_Problem requirements_:
Find the word "连续结算试运行期间" in the records below. List each line containing it.
▬▬▬▬▬▬▬▬▬▬
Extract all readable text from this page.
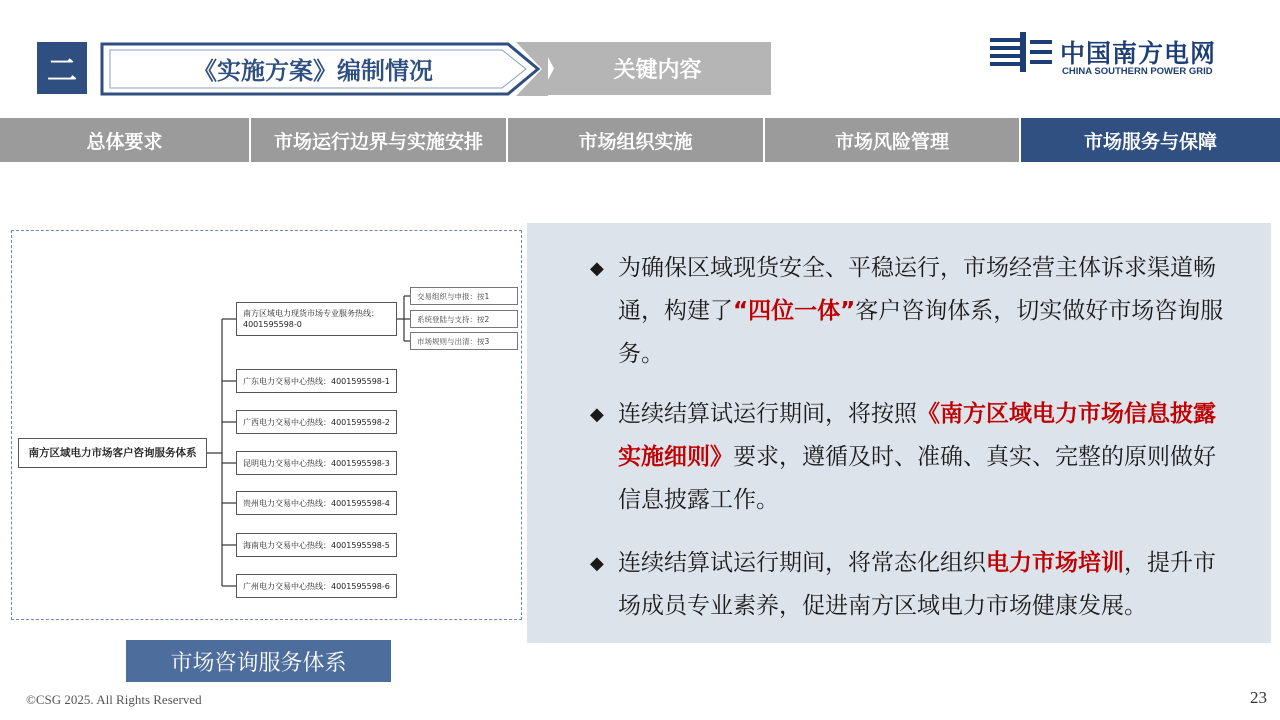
二	《实施方案》编制情况	关键内容
中国南方电网
CHINA SOUTHERN POWER GRID
总体要求	市场运行边界与实施安排	市场组织实施	市场风险管理	市场服务与保障
南方区域电力市场客户咨询服务体系
南方区域电力现货市场专业服务热线：4001595598-0
广东电力交易中心热线：4001595598-1
广西电力交易中心热线：4001595598-2
昆明电力交易中心热线：4001595598-3
贵州电力交易中心热线：4001595598-4
海南电力交易中心热线：4001595598-5
广州电力交易中心热线：4001595598-6
交易组织与申报：按1
系统登陆与支持：按2
市场规则与出清：按3
市场咨询服务体系
◆ 为确保区域现货安全、平稳运行，市场经营主体诉求渠道畅通，构建了“四位一体”客户咨询体系，切实做好市场咨询服务。
◆ 连续结算试运行期间，将按照《南方区域电力市场信息披露实施细则》要求，遵循及时、准确、真实、完整的原则做好信息披露工作。
◆ 连续结算试运行期间，将常态化组织电力市场培训，提升市场成员专业素养，促进南方区域电力市场健康发展。
©CSG 2025. All Rights Reserved	23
▬▬▬▬▬▬▬▬▬▬
_The result_:
◆ 连续结算试运行期间，将按照《南方区域电力市场信息披露实施细则》要求，遵循及时、准确、真实、完整的原则做好信息披露工作。
◆ 连续结算试运行期间，将常态化组织电力市场培训，提升市场成员专业素养，促进南方区域电力市场健康发展。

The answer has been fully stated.